Qué hacer: Copia sin cambios el fragmento sobre las ganas de comer dulce, todo desde "La gran mayoría" hasta "o 1 galleta.".

Fragmento del texto:
..........
La gran mayoría de las personas, necesitamos del famoso chocolatito,  galletita post almuerzo o en la tarde  vienen esas ganas de comer algo dulce. Esto ocurre porque existe una “adicción” a los carbohidratos, no te asustes por escuchar la palabra adicción, pero los carbohidratos refinados, al no tener fibra, son altamente adictivos, estimulando las mismas zonas cerebrales de placer que la cocaína. Por ende no se trata de no tener voluntad, se trata de que son productos altamente adictivos, de rápida absorción, generando pick de insulina (hormona altamente inflamatoria y que inhibe los procesos de quema de grasa), provocando un círculo vicioso, de no parar de comer. Por eso es tan difícil comerse 1 cuadradito de chocolate o 1 galleta.
..........
Registros proporcionados:
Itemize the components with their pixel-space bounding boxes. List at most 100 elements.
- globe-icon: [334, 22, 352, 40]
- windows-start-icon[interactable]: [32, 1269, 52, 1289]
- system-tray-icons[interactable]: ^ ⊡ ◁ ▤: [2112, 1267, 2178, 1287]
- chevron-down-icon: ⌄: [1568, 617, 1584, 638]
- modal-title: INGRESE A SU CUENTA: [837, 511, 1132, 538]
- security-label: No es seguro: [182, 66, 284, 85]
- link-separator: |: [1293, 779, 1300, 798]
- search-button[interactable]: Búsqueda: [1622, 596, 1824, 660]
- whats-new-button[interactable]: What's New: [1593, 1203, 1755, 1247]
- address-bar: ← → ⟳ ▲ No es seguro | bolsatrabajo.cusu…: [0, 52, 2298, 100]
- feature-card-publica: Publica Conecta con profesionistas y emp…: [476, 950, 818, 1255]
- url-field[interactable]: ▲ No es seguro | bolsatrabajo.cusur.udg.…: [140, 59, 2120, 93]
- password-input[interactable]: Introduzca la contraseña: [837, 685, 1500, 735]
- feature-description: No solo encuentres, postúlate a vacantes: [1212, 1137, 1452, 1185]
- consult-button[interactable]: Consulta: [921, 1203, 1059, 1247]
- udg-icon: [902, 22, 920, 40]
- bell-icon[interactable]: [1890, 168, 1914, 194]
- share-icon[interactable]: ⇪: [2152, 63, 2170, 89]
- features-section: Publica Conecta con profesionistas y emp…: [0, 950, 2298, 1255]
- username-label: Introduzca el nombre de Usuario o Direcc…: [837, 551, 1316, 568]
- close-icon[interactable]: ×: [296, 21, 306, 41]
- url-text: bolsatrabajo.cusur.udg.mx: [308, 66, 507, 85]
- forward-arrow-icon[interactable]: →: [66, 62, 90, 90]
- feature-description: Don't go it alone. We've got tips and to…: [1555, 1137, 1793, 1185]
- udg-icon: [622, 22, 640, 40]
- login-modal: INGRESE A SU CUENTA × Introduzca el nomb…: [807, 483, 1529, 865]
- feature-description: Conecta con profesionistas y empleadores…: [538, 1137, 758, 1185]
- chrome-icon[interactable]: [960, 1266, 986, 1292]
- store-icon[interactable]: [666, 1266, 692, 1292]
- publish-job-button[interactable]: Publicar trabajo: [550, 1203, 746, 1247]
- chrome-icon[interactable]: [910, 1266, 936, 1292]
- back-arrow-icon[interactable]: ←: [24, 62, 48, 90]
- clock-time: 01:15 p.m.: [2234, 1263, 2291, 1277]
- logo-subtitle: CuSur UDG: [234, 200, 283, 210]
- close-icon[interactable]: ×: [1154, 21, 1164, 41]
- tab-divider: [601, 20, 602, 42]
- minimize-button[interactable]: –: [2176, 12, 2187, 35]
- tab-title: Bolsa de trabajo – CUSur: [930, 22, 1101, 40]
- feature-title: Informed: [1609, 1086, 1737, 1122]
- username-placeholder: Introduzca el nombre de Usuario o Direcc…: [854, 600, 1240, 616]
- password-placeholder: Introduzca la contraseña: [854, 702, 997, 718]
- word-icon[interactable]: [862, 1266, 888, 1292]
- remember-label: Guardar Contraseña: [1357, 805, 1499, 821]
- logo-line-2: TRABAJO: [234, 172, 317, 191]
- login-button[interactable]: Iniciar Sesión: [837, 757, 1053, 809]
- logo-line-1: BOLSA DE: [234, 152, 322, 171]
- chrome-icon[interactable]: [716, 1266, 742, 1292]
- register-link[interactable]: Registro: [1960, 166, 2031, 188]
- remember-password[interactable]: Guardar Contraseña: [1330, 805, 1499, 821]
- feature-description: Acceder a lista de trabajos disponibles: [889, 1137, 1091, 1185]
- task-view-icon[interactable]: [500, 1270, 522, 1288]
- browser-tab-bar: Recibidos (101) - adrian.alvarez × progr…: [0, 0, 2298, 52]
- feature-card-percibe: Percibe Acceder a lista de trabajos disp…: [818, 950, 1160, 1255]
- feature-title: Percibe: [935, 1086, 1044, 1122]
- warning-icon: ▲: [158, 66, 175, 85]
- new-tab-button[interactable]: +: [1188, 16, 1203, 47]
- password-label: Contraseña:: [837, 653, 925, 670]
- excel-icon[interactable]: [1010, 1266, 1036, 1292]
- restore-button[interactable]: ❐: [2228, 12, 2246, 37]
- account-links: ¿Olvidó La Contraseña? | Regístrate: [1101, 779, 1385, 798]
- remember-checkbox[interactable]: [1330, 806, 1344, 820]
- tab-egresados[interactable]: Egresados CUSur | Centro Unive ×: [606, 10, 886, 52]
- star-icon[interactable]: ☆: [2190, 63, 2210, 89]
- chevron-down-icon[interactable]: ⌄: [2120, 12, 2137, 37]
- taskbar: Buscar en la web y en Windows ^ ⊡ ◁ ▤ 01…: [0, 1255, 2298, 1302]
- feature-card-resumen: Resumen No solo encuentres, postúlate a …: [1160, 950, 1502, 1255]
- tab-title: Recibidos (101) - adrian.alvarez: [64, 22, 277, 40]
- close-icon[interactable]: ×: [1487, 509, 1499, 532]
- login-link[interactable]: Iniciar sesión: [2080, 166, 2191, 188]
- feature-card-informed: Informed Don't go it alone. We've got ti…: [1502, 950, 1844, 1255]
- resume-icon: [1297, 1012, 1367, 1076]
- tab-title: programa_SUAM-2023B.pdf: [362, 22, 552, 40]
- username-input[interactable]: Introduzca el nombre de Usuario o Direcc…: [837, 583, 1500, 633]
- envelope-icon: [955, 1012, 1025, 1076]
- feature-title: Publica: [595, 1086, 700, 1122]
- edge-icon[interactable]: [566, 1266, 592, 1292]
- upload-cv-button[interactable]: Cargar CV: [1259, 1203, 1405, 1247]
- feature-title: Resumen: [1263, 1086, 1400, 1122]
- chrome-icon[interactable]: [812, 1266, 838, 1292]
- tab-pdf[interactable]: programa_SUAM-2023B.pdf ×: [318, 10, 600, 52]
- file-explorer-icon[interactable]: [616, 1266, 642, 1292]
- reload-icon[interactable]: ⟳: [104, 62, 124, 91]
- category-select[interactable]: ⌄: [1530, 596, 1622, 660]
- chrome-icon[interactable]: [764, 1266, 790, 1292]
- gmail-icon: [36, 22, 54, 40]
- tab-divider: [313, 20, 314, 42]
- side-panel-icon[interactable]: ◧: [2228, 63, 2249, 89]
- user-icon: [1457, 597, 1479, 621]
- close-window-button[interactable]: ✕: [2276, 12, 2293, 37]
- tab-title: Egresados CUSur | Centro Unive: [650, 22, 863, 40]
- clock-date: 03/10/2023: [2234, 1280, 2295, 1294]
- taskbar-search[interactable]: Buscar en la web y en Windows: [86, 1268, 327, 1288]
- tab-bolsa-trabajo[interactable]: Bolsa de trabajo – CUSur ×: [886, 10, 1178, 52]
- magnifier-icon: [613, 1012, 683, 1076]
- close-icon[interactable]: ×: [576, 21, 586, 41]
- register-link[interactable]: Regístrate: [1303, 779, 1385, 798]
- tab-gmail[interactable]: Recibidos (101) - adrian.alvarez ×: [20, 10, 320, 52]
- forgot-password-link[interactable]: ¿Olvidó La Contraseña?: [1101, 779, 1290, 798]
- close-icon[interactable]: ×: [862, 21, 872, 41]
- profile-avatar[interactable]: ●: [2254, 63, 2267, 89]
..........
Resultado del ejercicio:
La gran mayoría de las personas, necesitamos del famoso chocolatito,  galletita post almuerzo o en la tarde  vienen esas ganas de comer algo dulce. Esto ocurre porque existe una “adicción” a los carbohidratos, no te asustes por escuchar la palabra adicción, pero los carbohidratos refinados, al no tener fibra, son altamente adictivos, estimulando las mismas zonas cerebrales de placer que la cocaína. Por ende no se trata de no tener voluntad, se trata de que son productos altamente adictivos, de rápida absorción, generando pick de insulina (hormona altamente inflamatoria y que inhibe los procesos de quema de grasa), provocando un círculo vicioso, de no parar de comer. Por eso es tan difícil comerse 1 cuadradito de chocolate o 1 galleta.